*Exercise directions:* Give the number of lines that include the string "chứa", nothing more.

*Records shown:*
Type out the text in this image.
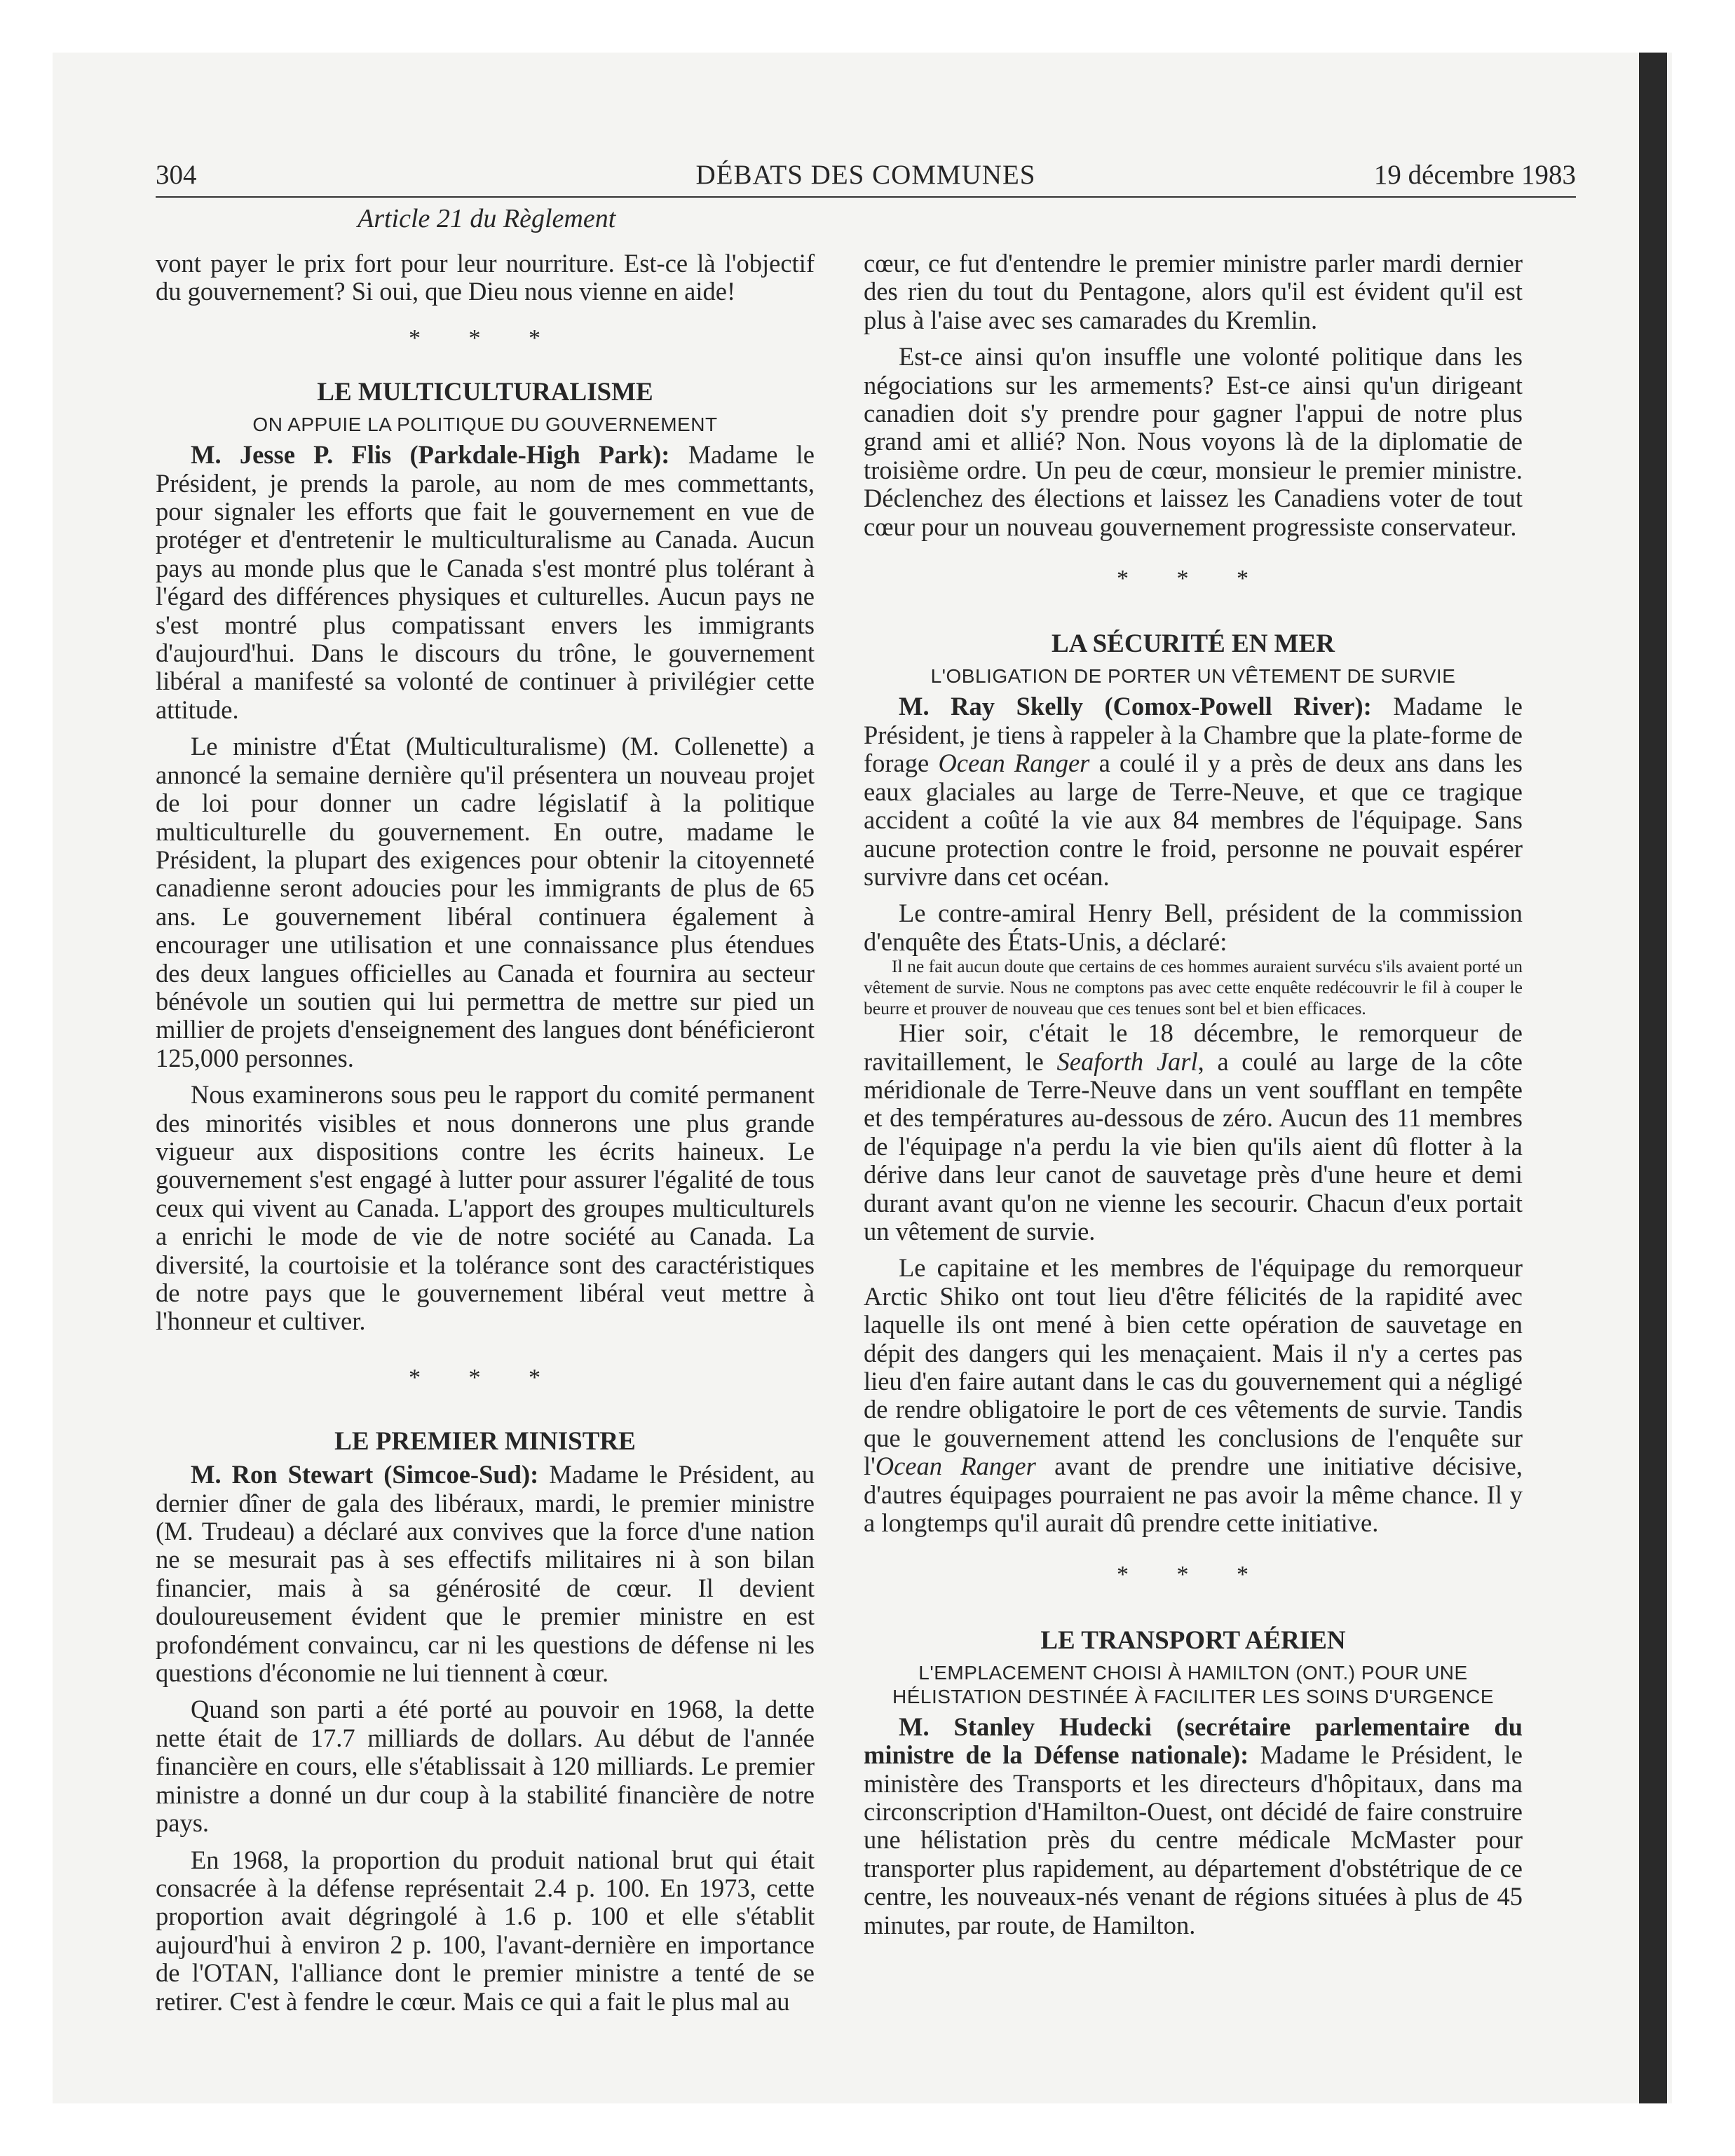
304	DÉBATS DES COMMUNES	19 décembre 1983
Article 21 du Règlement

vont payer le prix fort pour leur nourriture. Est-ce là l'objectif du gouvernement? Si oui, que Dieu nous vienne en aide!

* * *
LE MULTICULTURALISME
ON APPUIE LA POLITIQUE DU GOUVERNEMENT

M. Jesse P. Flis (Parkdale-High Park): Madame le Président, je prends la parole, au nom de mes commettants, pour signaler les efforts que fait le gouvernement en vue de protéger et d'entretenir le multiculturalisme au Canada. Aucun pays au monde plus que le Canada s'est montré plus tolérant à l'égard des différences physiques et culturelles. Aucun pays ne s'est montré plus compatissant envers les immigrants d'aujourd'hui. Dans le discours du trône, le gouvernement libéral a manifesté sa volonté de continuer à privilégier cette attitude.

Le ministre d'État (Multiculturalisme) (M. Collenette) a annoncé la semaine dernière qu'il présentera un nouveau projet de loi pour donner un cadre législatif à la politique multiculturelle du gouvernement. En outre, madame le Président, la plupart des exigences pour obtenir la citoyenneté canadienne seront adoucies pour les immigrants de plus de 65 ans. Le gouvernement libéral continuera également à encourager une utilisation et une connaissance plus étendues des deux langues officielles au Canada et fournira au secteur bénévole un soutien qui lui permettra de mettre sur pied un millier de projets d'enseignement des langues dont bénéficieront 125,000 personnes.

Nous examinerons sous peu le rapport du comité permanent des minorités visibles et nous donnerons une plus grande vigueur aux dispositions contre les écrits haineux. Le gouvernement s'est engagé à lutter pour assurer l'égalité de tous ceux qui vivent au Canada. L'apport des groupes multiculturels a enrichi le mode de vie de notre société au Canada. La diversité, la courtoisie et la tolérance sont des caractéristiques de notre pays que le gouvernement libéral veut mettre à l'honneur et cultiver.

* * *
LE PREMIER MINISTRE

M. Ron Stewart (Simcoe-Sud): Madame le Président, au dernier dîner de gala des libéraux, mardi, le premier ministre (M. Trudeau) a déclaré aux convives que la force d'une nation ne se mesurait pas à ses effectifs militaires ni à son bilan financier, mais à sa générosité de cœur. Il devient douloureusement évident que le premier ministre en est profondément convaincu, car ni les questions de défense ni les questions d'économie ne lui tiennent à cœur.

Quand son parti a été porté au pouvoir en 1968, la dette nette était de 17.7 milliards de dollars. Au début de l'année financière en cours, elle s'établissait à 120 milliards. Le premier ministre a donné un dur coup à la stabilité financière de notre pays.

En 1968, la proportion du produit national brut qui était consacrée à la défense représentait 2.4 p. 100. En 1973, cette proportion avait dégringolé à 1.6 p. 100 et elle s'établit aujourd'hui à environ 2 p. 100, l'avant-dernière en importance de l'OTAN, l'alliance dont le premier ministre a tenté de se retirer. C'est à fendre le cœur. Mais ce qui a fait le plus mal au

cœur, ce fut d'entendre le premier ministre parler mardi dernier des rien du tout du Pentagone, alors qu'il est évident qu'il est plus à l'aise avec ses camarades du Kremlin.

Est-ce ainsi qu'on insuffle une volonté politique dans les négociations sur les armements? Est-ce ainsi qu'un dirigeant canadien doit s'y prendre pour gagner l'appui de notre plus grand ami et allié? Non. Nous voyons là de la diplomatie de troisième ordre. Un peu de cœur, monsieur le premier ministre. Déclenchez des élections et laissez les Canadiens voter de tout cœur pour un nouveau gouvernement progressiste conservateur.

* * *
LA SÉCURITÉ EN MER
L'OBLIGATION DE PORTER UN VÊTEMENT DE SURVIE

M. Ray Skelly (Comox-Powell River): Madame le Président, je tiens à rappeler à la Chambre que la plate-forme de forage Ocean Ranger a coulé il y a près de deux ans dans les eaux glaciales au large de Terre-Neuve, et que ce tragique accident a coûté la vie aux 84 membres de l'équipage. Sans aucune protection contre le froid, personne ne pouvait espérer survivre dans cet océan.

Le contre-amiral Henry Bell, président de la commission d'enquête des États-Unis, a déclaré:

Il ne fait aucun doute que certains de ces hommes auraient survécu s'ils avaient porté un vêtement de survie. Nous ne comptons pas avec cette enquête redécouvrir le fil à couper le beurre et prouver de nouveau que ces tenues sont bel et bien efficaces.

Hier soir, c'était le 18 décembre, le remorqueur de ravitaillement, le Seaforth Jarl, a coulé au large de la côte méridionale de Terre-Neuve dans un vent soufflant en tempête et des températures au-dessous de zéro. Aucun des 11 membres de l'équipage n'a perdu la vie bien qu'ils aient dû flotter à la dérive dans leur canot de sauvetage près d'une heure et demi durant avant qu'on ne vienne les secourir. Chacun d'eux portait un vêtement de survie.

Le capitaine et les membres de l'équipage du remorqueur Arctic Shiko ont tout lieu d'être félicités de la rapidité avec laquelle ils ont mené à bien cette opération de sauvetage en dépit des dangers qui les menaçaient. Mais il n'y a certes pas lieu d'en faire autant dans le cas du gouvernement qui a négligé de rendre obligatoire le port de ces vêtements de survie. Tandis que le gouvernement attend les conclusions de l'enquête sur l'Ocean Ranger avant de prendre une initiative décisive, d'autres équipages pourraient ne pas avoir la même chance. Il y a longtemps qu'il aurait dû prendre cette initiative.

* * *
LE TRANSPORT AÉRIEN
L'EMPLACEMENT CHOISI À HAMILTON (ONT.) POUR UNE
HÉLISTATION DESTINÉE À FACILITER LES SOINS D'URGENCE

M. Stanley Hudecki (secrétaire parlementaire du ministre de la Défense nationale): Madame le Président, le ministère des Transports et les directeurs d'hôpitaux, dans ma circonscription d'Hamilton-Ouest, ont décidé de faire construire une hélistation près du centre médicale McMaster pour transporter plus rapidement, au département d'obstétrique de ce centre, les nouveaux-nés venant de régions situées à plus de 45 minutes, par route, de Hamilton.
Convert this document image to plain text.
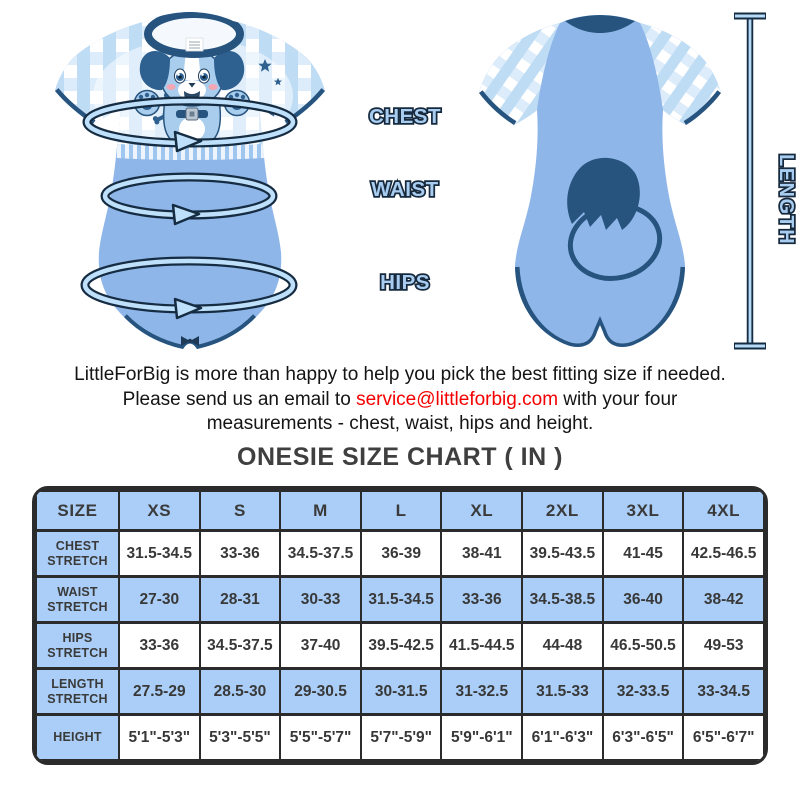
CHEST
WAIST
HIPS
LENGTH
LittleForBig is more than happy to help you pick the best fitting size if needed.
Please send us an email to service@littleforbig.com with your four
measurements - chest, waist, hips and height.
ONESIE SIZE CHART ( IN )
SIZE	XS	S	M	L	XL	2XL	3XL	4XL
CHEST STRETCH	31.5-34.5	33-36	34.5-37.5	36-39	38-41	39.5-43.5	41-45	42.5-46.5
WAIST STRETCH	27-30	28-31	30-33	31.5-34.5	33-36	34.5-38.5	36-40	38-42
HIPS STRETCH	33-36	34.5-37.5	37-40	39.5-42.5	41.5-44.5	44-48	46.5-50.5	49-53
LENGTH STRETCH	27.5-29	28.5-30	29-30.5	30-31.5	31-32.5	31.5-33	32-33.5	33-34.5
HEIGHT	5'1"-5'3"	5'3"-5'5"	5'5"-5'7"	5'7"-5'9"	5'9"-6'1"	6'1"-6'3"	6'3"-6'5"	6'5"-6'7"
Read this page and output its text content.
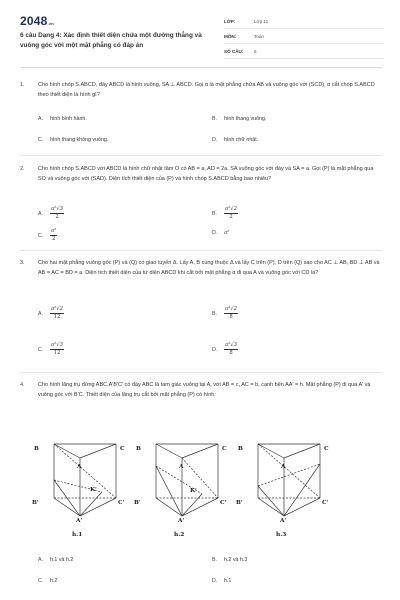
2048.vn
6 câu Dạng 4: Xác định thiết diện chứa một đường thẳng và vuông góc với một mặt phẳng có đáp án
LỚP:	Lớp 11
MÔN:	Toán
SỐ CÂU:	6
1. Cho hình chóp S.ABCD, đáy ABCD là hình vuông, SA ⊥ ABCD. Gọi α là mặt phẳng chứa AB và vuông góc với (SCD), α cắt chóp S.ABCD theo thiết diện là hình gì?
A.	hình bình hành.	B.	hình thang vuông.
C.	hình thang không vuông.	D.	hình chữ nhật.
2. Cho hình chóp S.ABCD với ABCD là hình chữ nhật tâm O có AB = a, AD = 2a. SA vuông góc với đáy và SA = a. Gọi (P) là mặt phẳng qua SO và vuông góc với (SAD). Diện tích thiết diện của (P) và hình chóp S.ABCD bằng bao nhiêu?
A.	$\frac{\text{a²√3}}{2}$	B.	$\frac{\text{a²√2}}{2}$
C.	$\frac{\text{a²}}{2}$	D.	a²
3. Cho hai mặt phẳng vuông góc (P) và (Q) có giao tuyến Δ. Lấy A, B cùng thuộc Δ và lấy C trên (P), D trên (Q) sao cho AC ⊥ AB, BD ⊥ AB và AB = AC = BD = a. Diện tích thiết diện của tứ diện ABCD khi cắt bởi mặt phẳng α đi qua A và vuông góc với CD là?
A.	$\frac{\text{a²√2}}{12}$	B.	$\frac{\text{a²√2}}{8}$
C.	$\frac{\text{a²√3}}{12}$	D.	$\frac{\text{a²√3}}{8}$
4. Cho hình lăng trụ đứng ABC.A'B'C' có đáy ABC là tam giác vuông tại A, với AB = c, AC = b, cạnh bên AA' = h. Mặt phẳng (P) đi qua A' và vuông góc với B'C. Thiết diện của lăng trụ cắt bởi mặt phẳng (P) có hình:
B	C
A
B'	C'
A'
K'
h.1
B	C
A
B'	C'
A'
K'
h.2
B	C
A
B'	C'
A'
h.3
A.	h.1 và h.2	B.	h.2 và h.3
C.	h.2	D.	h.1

*Task output:* 2